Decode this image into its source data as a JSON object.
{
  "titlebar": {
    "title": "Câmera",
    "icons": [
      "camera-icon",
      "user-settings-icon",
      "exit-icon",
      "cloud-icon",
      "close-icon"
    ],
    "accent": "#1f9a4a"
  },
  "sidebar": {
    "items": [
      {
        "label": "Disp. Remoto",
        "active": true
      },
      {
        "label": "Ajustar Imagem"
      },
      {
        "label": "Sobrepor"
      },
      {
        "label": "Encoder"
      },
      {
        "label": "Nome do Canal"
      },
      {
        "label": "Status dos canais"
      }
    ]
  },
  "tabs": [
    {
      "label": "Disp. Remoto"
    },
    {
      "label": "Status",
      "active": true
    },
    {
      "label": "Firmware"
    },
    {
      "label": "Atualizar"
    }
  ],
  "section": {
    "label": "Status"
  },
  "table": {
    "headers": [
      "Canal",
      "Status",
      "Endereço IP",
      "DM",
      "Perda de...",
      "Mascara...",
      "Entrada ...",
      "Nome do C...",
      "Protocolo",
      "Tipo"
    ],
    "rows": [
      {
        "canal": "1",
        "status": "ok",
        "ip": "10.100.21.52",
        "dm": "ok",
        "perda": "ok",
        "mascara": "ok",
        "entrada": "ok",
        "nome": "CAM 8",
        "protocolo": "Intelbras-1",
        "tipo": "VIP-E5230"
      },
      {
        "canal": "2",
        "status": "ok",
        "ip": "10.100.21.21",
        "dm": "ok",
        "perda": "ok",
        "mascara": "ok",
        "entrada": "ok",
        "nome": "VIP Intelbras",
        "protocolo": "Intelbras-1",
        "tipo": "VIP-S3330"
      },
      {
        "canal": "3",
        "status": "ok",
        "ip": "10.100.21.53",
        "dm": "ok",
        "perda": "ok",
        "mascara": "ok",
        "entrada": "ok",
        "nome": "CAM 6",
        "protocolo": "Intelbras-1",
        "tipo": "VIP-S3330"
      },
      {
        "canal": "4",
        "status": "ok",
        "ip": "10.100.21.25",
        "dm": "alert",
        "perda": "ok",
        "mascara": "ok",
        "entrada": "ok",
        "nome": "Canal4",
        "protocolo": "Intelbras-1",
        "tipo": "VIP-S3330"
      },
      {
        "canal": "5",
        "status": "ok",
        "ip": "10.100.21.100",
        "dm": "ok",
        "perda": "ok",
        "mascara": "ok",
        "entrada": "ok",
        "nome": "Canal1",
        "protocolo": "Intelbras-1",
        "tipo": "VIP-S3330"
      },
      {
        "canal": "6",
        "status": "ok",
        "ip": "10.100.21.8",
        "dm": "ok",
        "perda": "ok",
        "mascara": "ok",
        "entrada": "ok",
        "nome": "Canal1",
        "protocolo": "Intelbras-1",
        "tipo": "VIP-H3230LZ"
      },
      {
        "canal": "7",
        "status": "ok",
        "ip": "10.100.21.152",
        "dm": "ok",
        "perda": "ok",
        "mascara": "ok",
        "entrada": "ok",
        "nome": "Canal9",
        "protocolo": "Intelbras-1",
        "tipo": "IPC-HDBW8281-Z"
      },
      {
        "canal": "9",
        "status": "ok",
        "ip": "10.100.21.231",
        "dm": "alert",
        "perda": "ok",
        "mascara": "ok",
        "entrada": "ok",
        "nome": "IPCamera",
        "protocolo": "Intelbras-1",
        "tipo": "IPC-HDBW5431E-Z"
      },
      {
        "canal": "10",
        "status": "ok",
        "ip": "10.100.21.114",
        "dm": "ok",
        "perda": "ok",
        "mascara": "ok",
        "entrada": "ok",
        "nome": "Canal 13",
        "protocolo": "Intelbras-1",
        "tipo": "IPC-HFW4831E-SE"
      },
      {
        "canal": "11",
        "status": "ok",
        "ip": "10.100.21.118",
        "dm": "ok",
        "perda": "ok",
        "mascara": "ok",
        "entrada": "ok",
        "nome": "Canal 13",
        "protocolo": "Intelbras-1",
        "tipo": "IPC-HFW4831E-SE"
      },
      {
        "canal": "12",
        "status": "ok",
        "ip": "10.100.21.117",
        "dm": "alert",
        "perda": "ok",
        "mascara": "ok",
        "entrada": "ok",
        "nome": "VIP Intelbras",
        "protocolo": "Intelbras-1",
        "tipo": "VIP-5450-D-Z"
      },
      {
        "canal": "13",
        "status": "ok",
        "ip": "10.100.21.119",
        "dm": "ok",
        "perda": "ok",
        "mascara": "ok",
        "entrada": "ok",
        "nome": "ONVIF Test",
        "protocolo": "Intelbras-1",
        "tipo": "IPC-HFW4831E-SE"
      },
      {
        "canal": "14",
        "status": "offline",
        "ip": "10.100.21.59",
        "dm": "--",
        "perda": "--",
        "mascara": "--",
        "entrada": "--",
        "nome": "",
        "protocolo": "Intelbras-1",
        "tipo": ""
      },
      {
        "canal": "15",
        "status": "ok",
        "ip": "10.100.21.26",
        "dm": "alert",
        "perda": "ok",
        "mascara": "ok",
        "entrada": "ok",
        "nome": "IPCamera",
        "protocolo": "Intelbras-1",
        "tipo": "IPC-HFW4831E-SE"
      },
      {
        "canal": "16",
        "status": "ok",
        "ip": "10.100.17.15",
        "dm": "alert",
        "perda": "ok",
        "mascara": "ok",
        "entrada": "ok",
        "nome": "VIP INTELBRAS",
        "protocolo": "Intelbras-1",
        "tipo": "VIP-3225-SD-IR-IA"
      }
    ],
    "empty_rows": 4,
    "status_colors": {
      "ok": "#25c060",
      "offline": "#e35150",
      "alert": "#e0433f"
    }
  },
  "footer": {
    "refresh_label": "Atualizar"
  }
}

- WHAT THIS TASK INVOLVES -
Retype every entry word for word.

- SOLVED PROBLEM -
Decode this image into its source data as a JSON object.
{
  "titlebar": {
    "title": "Câmera",
    "icons": [
      "camera-icon",
      "user-settings-icon",
      "exit-icon",
      "cloud-icon",
      "close-icon"
    ],
    "accent": "#1f9a4a"
  },
  "sidebar": {
    "items": [
      {
        "label": "Disp. Remoto",
        "active": true
      },
      {
        "label": "Ajustar Imagem"
      },
      {
        "label": "Sobrepor"
      },
      {
        "label": "Encoder"
      },
      {
        "label": "Nome do Canal"
      },
      {
        "label": "Status dos canais"
      }
    ]
  },
  "tabs": [
    {
      "label": "Disp. Remoto"
    },
    {
      "label": "Status",
      "active": true
    },
    {
      "label": "Firmware"
    },
    {
      "label": "Atualizar"
    }
  ],
  "section": {
    "label": "Status"
  },
  "table": {
    "headers": [
      "Canal",
      "Status",
      "Endereço IP",
      "DM",
      "Perda de...",
      "Mascara...",
      "Entrada ...",
      "Nome do C...",
      "Protocolo",
      "Tipo"
    ],
    "rows": [
      {
        "canal": "1",
        "status": "ok",
        "ip": "10.100.21.52",
        "dm": "ok",
        "perda": "ok",
        "mascara": "ok",
        "entrada": "ok",
        "nome": "CAM 8",
        "protocolo": "Intelbras-1",
        "tipo": "VIP-E5230"
      },
      {
        "canal": "2",
        "status": "ok",
        "ip": "10.100.21.21",
        "dm": "ok",
        "perda": "ok",
        "mascara": "ok",
        "entrada": "ok",
        "nome": "VIP Intelbras",
        "protocolo": "Intelbras-1",
        "tipo": "VIP-S3330"
      },
      {
        "canal": "3",
        "status": "ok",
        "ip": "10.100.21.53",
        "dm": "ok",
        "perda": "ok",
        "mascara": "ok",
        "entrada": "ok",
        "nome": "CAM 6",
        "protocolo": "Intelbras-1",
        "tipo": "VIP-S3330"
      },
      {
        "canal": "4",
        "status": "ok",
        "ip": "10.100.21.25",
        "dm": "alert",
        "perda": "ok",
        "mascara": "ok",
        "entrada": "ok",
        "nome": "Canal4",
        "protocolo": "Intelbras-1",
        "tipo": "VIP-S3330"
      },
      {
        "canal": "5",
        "status": "ok",
        "ip": "10.100.21.100",
        "dm": "ok",
        "perda": "ok",
        "mascara": "ok",
        "entrada": "ok",
        "nome": "Canal1",
        "protocolo": "Intelbras-1",
        "tipo": "VIP-S3330"
      },
      {
        "canal": "6",
        "status": "ok",
        "ip": "10.100.21.8",
        "dm": "ok",
        "perda": "ok",
        "mascara": "ok",
        "entrada": "ok",
        "nome": "Canal1",
        "protocolo": "Intelbras-1",
        "tipo": "VIP-H3230LZ"
      },
      {
        "canal": "7",
        "status": "ok",
        "ip": "10.100.21.152",
        "dm": "ok",
        "perda": "ok",
        "mascara": "ok",
        "entrada": "ok",
        "nome": "Canal9",
        "protocolo": "Intelbras-1",
        "tipo": "IPC-HDBW8281-Z"
      },
      {
        "canal": "9",
        "status": "ok",
        "ip": "10.100.21.231",
        "dm": "alert",
        "perda": "ok",
        "mascara": "ok",
        "entrada": "ok",
        "nome": "IPCamera",
        "protocolo": "Intelbras-1",
        "tipo": "IPC-HDBW5431E-Z"
      },
      {
        "canal": "10",
        "status": "ok",
        "ip": "10.100.21.114",
        "dm": "ok",
        "perda": "ok",
        "mascara": "ok",
        "entrada": "ok",
        "nome": "Canal 13",
        "protocolo": "Intelbras-1",
        "tipo": "IPC-HFW4831E-SE"
      },
      {
        "canal": "11",
        "status": "ok",
        "ip": "10.100.21.118",
        "dm": "ok",
        "perda": "ok",
        "mascara": "ok",
        "entrada": "ok",
        "nome": "Canal 13",
        "protocolo": "Intelbras-1",
        "tipo": "IPC-HFW4831E-SE"
      },
      {
        "canal": "12",
        "status": "ok",
        "ip": "10.100.21.117",
        "dm": "alert",
        "perda": "ok",
        "mascara": "ok",
        "entrada": "ok",
        "nome": "VIP Intelbras",
        "protocolo": "Intelbras-1",
        "tipo": "VIP-5450-D-Z"
      },
      {
        "canal": "13",
        "status": "ok",
        "ip": "10.100.21.119",
        "dm": "ok",
        "perda": "ok",
        "mascara": "ok",
        "entrada": "ok",
        "nome": "ONVIF Test",
        "protocolo": "Intelbras-1",
        "tipo": "IPC-HFW4831E-SE"
      },
      {
        "canal": "14",
        "status": "offline",
        "ip": "10.100.21.59",
        "dm": "--",
        "perda": "--",
        "mascara": "--",
        "entrada": "--",
        "nome": "",
        "protocolo": "Intelbras-1",
        "tipo": ""
      },
      {
        "canal": "15",
        "status": "ok",
        "ip": "10.100.21.26",
        "dm": "alert",
        "perda": "ok",
        "mascara": "ok",
        "entrada": "ok",
        "nome": "IPCamera",
        "protocolo": "Intelbras-1",
        "tipo": "IPC-HFW4831E-SE"
      },
      {
        "canal": "16",
        "status": "ok",
        "ip": "10.100.17.15",
        "dm": "alert",
        "perda": "ok",
        "mascara": "ok",
        "entrada": "ok",
        "nome": "VIP INTELBRAS",
        "protocolo": "Intelbras-1",
        "tipo": "VIP-3225-SD-IR-IA"
      }
    ],
    "empty_rows": 4,
    "status_colors": {
      "ok": "#25c060",
      "offline": "#e35150",
      "alert": "#e0433f"
    }
  },
  "footer": {
    "refresh_label": "Atualizar"
  }
}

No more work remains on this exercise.